• **Text under study**

Wisconsin Republicans should strongly oppose this legislation because one of the major changes in the bill will create a substantial benefit cliff, which is something that Governor Walker and legislators of both parties have repeatedly said we should avoid.

This particular change, which is one of several very harmful parts of the Farm Bill, will substantially reduce the number of people eligible for food stamp benefits in Wisconsin and will significantly increase financial hardship for many low-wage workers and their dependents. It does this by capping eligibility for the Supplemental Nutrition Assistance Program (SNAP) at 130% of the federal poverty level and eliminating the ability of states to structure eligibility so people don’t abruptly lose their benefits when their income rises above the cap. (SNAP is the official title for the federal program that is commonly referred to as food stamps, and in Wisconsin the program is called FoodShare).

According to a new memo from the nonpartisan Legislative Fiscal Bureau, this specific change (which will not apply to the elderly and people with disabilities) will have the following effects in Wisconsin:

  • An estimated 75,720 SNAP recipients (11.1% of current recipients) will lose their eligibility, including 23,369 Wisconsin children.
  • The affected children will also probably lose their access to free and reduced lunches in schools, because eligibility for lunch subsidies is tied to eligibility for FoodShare.

• **Entries supplied**
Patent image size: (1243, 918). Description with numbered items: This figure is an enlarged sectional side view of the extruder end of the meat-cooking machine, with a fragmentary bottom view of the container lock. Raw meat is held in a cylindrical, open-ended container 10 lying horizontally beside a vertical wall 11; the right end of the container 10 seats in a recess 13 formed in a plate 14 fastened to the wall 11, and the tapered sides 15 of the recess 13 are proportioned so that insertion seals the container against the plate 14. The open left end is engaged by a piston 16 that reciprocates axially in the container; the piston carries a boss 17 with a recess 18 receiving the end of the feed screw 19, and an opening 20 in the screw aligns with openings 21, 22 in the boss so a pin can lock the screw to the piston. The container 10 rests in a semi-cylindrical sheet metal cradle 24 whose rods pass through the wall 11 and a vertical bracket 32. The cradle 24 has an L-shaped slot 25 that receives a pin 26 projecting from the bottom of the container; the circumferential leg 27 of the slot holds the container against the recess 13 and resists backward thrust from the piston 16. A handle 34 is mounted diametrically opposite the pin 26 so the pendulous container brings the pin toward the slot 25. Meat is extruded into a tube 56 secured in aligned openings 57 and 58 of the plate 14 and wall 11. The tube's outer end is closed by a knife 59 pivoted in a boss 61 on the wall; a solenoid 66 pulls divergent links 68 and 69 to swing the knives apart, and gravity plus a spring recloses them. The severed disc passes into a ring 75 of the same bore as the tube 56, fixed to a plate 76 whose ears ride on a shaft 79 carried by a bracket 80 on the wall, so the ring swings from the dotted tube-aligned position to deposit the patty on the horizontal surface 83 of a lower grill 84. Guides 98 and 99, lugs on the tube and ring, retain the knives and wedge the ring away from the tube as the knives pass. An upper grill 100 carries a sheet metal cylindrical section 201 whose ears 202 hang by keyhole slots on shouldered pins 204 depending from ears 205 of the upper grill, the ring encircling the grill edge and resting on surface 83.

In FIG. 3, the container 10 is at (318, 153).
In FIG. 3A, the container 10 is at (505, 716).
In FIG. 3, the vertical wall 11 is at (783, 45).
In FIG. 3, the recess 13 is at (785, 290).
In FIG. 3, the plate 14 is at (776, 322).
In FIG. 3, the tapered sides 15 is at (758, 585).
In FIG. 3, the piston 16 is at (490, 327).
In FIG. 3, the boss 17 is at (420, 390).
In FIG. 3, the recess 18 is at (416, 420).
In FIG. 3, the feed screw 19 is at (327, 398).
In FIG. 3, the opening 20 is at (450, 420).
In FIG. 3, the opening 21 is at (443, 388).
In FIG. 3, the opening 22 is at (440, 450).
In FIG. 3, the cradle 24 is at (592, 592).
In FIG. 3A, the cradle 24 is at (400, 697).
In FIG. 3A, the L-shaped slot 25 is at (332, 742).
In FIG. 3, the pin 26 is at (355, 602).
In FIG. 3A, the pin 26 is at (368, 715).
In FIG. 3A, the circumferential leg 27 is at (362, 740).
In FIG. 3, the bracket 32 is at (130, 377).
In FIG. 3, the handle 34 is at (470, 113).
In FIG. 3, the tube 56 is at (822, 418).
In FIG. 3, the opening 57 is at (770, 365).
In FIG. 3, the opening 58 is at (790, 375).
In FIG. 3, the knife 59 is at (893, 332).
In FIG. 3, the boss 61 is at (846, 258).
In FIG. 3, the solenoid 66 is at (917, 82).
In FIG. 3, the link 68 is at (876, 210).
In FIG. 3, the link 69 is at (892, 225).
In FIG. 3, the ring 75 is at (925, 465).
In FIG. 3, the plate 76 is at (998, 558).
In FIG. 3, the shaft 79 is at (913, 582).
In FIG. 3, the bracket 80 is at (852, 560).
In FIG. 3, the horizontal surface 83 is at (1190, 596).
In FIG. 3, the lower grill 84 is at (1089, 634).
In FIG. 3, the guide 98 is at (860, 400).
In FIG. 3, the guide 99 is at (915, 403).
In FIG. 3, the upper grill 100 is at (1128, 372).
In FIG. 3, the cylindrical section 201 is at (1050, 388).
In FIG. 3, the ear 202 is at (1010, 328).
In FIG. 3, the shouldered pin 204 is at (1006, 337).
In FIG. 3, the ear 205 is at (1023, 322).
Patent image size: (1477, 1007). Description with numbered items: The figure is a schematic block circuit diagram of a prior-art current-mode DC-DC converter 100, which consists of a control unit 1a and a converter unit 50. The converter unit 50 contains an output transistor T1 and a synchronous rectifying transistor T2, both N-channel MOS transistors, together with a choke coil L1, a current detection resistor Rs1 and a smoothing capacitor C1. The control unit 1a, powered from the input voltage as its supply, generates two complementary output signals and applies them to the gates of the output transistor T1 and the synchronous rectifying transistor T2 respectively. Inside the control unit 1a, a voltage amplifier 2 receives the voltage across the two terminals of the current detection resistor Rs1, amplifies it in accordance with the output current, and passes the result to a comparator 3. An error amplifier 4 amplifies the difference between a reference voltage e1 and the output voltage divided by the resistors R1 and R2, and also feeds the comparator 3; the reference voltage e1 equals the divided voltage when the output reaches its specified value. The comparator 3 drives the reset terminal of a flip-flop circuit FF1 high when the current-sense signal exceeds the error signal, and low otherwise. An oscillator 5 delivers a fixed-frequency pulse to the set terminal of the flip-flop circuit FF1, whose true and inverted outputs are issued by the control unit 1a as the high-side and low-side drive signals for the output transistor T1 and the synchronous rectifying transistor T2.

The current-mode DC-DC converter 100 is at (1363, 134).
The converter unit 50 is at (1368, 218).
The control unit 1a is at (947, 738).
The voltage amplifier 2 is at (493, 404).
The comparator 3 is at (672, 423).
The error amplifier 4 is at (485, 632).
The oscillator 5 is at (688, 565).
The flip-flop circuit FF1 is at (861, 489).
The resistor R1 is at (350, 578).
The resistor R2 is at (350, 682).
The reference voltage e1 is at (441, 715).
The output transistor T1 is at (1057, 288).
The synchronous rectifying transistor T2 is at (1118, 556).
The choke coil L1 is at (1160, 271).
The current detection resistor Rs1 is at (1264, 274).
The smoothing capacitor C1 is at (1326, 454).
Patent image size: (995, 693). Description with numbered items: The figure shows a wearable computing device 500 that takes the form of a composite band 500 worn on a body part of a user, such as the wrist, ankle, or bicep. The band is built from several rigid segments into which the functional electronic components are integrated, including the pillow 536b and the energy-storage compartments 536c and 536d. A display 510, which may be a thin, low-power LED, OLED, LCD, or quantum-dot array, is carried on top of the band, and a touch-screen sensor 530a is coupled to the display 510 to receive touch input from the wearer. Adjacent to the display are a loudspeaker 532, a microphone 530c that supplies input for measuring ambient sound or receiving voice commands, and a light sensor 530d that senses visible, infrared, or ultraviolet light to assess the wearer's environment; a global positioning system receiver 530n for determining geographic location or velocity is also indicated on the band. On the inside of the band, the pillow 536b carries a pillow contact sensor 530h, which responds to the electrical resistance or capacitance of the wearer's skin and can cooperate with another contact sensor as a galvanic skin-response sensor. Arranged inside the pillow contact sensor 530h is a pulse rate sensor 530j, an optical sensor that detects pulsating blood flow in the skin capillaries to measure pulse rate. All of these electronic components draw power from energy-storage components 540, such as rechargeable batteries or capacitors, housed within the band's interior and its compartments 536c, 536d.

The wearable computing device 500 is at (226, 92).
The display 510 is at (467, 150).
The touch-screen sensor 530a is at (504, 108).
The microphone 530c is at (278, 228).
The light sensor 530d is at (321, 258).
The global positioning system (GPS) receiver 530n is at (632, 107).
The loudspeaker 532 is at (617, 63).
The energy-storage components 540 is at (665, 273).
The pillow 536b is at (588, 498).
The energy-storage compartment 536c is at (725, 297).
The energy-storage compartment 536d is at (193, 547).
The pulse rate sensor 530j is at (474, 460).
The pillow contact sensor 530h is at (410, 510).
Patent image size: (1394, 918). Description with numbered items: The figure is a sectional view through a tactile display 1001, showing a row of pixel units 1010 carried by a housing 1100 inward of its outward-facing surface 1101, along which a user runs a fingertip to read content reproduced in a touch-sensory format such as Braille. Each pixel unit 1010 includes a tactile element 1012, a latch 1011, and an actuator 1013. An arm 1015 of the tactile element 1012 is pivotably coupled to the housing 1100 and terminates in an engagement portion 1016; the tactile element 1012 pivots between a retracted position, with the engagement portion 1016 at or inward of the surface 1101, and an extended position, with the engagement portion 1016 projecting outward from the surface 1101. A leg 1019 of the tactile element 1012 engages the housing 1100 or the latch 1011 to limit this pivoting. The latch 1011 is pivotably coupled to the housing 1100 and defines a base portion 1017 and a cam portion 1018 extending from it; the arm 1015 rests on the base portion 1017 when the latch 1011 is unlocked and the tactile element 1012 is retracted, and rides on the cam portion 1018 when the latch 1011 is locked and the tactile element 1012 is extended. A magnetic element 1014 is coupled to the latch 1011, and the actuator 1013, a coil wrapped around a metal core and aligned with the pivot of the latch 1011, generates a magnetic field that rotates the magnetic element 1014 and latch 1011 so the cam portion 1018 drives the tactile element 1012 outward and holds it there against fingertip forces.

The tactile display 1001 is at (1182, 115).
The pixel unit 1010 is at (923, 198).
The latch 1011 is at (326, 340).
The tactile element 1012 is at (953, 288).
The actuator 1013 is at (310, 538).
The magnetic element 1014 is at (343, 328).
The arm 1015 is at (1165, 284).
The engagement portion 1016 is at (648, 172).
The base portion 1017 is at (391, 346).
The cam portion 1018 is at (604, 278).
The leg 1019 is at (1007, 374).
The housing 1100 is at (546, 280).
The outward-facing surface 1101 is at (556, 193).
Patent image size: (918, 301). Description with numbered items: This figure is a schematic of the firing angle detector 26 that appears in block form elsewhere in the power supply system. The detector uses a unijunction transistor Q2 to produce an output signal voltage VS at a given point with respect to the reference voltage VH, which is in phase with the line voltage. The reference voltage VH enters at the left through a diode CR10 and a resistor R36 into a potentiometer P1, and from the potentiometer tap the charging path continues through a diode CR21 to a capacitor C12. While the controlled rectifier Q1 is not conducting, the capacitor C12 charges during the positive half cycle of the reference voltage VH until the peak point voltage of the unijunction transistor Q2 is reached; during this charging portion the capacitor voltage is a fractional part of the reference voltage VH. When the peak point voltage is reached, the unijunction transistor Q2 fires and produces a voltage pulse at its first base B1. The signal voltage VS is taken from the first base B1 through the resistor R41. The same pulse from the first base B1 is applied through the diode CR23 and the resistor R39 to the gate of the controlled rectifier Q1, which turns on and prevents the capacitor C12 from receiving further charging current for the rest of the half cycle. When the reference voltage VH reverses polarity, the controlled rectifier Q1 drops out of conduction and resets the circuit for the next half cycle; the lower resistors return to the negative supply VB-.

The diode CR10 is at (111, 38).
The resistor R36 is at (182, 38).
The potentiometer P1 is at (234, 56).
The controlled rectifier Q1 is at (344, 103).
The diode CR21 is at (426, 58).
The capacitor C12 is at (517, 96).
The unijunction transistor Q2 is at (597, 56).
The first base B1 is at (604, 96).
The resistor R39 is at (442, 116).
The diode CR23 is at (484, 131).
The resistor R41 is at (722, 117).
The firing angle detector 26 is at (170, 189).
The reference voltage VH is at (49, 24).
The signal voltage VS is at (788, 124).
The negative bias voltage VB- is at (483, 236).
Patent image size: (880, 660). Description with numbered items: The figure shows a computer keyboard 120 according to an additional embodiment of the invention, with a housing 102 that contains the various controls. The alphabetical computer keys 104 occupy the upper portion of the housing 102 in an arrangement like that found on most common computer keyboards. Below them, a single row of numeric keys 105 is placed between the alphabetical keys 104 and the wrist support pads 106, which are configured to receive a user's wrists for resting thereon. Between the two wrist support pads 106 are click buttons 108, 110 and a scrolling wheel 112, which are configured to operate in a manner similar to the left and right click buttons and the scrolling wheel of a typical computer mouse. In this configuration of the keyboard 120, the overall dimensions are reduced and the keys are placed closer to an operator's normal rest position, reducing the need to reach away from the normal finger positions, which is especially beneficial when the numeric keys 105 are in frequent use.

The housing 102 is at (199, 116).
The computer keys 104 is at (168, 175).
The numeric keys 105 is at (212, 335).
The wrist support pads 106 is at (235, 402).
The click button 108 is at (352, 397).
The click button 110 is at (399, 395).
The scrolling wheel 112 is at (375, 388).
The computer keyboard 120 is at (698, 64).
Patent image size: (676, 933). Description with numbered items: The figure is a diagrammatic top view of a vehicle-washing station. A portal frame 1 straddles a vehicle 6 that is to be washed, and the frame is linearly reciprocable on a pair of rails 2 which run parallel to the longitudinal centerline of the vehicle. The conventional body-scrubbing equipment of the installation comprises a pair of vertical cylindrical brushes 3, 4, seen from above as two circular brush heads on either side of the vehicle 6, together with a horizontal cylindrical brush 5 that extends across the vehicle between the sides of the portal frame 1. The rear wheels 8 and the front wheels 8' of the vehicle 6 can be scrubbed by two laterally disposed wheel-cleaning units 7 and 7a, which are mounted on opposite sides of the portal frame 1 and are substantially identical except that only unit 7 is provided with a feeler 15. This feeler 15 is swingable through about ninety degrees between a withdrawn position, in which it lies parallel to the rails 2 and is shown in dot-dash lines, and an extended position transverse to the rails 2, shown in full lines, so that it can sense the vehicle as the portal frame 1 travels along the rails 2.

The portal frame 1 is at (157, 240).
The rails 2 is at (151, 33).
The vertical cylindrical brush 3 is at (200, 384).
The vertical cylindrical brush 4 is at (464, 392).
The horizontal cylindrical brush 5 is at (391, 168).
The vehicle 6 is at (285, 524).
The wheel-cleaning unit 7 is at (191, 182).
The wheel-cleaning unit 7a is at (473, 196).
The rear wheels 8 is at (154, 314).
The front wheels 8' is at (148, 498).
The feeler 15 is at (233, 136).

• **Task item A**
According to the Farm Bill passage, at what percentage of the federal poverty level would the bill cap SNAP eligibility?
• **Task item B**
Decide whether each statement agrees with the Farm Bill passage, answering yes or no and quoting the words that settle it: (i) The change would apply to the elderly and people with disabilities. (ii) In Wisconsin, SNAP is called FoodShare. (iii) An estimated 23,369 Wisconsin children would lose their eligibility.
• **Task item C**
Reproduce everything in the Farm Bill passage from "This particular change, which" down to "is called FoodShare).".

• **Task response A**
130% of the federal poverty level.

• **Task response B**
(i) No: "which will not apply to the elderly and people with disabilities"
(ii) Yes: "in Wisconsin the program is called FoodShare"
(iii) Yes: "including 23,369 Wisconsin children"

• **Task response C**
This particular change, which is one of several very harmful parts of the Farm Bill, will substantially reduce the number of people eligible for food stamp benefits in Wisconsin and will significantly increase financial hardship for many low-wage workers and their dependents. It does this by capping eligibility for the Supplemental Nutrition Assistance Program (SNAP) at 130% of the federal poverty level and eliminating the ability of states to structure eligibility so people don’t abruptly lose their benefits when their income rises above the cap. (SNAP is the official title for the federal program that is commonly referred to as food stamps, and in Wisconsin the program is called FoodShare).